***** Data lines *****

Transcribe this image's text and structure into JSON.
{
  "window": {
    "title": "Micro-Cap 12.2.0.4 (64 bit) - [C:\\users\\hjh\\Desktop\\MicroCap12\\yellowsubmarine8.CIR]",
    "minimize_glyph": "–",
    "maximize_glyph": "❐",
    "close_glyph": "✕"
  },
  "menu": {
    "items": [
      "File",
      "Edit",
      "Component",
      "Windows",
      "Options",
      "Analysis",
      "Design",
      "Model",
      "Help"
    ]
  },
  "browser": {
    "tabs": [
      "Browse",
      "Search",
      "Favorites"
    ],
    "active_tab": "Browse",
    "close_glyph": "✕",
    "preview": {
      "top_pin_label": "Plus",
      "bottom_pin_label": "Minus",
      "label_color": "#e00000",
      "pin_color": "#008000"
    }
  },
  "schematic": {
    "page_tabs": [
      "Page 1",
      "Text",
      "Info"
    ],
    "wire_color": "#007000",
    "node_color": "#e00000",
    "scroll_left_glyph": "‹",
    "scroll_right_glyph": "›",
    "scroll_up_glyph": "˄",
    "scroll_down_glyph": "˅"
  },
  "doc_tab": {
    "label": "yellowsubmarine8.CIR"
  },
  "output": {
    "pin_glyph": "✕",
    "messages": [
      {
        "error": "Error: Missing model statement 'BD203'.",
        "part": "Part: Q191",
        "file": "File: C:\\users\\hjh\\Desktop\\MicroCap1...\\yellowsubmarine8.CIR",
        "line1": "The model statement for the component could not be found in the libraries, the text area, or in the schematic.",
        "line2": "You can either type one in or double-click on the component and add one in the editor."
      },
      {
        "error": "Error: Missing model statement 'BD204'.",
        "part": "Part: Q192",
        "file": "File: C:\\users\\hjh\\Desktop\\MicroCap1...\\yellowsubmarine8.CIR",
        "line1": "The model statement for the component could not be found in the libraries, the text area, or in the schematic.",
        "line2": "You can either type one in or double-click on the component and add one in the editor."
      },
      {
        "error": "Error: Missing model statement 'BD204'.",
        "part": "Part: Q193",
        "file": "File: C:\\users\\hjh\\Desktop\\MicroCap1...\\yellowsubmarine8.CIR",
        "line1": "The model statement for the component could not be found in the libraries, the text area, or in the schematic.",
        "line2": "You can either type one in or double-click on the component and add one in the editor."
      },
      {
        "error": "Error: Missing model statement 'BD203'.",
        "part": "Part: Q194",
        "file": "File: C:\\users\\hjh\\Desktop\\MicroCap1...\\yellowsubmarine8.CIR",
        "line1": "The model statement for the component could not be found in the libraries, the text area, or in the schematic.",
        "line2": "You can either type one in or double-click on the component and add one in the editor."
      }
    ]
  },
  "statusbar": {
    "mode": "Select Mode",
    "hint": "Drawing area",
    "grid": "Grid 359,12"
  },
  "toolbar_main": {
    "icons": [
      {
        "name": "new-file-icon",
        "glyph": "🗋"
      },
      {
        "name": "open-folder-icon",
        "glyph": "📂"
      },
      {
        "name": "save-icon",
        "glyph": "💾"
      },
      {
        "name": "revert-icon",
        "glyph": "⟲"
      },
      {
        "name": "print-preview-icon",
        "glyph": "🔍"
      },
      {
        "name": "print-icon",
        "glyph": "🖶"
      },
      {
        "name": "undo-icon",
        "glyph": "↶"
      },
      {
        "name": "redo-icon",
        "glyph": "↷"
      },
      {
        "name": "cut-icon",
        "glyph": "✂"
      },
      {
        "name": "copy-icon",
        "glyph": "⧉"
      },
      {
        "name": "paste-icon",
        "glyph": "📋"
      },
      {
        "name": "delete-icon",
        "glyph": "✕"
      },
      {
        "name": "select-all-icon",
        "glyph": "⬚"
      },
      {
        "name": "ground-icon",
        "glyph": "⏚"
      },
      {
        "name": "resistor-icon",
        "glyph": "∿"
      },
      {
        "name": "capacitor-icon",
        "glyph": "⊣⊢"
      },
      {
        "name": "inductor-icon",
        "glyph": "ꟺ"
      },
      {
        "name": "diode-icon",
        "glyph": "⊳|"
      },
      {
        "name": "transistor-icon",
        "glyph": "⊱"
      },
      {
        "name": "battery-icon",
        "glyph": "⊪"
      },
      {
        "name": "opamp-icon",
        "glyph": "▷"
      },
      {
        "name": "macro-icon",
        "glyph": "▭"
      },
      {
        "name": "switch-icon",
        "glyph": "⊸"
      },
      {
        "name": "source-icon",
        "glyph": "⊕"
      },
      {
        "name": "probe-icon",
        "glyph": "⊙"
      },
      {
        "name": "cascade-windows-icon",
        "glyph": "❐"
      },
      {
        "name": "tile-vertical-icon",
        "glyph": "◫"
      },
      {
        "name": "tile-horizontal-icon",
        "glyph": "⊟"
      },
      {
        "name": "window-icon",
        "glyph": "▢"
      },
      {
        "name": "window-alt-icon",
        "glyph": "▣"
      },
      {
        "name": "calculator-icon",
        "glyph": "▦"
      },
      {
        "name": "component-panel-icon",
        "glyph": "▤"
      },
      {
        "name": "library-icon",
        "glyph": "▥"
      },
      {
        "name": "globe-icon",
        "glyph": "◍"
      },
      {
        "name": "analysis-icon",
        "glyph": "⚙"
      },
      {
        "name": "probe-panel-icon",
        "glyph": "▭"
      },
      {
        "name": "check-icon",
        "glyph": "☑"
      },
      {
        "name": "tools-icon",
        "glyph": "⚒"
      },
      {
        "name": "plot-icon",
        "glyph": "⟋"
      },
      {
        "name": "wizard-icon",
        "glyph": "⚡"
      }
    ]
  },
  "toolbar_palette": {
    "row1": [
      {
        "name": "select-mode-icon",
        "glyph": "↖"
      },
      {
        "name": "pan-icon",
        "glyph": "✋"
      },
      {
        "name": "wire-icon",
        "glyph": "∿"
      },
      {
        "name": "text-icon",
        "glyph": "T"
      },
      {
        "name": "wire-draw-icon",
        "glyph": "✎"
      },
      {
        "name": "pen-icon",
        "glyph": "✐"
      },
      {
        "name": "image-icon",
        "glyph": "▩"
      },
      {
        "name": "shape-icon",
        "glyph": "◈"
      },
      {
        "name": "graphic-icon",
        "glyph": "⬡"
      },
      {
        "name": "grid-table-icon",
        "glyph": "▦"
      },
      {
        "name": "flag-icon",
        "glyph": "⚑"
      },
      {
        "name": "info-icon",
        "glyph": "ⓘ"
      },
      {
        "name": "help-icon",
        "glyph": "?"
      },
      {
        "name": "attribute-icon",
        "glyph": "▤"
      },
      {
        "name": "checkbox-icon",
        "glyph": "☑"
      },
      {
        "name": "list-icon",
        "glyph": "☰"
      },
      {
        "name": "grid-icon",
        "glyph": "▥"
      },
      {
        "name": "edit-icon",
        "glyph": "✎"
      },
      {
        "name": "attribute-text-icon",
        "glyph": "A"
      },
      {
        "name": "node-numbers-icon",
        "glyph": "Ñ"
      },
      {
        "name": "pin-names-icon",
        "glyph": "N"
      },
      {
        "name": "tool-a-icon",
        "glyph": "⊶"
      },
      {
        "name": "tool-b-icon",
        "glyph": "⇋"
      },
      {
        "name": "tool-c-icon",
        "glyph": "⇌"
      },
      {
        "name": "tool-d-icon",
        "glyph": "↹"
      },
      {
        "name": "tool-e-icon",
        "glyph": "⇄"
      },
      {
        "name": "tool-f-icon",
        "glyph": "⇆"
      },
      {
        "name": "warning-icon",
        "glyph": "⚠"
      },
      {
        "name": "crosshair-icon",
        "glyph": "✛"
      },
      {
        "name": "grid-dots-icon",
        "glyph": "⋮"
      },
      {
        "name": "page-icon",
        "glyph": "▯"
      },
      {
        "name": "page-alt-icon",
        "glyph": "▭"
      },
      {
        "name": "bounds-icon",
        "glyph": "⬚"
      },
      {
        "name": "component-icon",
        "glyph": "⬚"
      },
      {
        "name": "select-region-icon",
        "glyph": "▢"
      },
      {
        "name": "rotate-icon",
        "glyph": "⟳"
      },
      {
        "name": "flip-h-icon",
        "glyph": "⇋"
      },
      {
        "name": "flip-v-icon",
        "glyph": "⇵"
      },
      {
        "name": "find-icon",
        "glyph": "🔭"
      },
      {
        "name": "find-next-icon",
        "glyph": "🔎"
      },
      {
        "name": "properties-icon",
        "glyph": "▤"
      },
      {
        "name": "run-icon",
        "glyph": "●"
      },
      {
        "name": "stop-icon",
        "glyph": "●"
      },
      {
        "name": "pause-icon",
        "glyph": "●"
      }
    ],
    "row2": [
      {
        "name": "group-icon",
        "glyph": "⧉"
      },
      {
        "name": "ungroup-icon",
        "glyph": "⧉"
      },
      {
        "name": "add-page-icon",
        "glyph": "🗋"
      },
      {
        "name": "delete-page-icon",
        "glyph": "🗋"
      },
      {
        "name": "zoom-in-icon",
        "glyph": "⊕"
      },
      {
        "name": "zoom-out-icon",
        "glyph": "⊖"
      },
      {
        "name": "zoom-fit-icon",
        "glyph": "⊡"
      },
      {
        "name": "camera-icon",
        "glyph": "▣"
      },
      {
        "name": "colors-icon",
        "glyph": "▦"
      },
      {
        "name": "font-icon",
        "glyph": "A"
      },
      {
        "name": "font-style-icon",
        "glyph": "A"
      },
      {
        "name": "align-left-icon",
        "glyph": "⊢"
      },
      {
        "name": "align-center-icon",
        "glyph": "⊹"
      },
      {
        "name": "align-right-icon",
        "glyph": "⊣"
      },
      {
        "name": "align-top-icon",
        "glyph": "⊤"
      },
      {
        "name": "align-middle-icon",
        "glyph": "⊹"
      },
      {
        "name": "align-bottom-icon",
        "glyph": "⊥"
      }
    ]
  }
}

*****

What is being asked
Copy every line from the entries that contains the word "Part".

Solution for this problem
        "part": "Part: Q191",
        "part": "Part: Q192",
        "part": "Part: Q193",
        "part": "Part: Q194",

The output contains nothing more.